** start of Given records **

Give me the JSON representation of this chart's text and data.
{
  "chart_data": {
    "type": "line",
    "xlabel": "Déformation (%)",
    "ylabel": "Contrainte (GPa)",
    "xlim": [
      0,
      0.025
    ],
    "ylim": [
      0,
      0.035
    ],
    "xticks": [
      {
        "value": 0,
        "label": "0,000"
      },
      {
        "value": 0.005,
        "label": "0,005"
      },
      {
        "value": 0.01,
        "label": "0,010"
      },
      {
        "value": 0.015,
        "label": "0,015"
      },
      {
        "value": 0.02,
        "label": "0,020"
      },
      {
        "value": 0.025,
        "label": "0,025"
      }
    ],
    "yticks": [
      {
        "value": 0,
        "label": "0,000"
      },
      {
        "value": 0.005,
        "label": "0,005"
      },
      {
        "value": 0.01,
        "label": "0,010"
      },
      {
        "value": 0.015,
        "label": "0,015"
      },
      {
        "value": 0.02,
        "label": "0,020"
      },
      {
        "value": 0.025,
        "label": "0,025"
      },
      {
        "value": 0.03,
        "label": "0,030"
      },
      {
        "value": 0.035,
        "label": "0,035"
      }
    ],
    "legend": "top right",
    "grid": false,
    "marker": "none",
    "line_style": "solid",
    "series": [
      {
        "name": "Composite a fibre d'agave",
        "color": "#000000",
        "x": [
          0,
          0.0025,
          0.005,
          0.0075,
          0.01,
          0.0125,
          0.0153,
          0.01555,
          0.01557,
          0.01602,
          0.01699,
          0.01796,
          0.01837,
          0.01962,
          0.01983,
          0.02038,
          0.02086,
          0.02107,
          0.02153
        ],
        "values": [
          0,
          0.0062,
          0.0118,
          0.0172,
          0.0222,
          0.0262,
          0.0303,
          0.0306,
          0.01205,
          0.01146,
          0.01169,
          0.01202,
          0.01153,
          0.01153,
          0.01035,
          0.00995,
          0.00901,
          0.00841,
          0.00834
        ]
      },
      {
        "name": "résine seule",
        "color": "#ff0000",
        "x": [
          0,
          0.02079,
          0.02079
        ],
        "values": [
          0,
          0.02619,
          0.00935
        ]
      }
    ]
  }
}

** end of Given records **

## What you need to do
Search the records for the word "name". Copy every line that has it.

## Exercise result
        "name": "Composite a fibre d'agave",
        "name": "résine seule",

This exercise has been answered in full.